[BEGIN Material provided]

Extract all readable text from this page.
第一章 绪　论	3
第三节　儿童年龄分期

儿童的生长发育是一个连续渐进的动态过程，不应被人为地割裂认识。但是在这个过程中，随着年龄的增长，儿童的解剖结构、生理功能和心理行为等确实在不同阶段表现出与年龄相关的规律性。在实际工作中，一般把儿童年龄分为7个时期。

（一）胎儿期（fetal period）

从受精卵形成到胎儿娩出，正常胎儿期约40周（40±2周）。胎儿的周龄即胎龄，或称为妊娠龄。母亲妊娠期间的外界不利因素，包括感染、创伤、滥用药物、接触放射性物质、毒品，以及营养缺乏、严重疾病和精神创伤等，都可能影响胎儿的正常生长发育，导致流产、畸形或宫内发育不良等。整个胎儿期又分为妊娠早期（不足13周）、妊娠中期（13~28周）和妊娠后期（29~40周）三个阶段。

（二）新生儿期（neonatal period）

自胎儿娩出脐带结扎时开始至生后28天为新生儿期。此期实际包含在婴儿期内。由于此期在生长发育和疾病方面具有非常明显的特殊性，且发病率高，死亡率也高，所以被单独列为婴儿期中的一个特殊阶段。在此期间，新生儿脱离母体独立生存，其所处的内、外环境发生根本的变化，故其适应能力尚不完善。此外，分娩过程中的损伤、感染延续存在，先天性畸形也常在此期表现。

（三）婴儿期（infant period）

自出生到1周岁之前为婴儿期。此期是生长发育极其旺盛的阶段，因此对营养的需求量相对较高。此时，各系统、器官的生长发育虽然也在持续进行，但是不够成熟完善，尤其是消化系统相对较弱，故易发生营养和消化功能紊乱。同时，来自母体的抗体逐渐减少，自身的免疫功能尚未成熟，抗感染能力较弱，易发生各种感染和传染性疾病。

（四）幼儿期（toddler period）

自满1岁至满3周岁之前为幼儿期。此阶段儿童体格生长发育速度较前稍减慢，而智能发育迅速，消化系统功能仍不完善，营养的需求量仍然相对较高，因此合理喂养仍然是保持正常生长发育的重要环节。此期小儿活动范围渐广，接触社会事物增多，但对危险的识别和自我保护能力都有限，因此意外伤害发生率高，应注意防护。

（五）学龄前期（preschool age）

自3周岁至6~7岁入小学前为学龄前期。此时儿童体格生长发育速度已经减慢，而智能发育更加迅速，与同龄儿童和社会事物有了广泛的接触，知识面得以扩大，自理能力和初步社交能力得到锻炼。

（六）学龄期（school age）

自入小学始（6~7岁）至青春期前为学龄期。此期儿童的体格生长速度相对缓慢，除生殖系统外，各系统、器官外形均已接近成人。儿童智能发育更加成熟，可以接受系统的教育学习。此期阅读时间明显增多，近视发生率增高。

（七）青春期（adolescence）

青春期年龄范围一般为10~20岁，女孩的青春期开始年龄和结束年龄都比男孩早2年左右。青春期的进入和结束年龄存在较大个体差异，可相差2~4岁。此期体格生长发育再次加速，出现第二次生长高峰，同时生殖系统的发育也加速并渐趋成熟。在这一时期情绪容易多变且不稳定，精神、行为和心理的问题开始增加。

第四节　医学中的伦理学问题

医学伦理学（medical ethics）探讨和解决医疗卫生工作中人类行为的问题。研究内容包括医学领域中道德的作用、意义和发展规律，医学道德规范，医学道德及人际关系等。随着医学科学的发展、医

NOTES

[END Material provided]

> [Work instructions] List each line holding the string "period".

> [Response to this exercise]
（一）胎儿期（fetal period）
（二）新生儿期（neonatal period）
（三）婴儿期（infant period）
（四）幼儿期（toddler period）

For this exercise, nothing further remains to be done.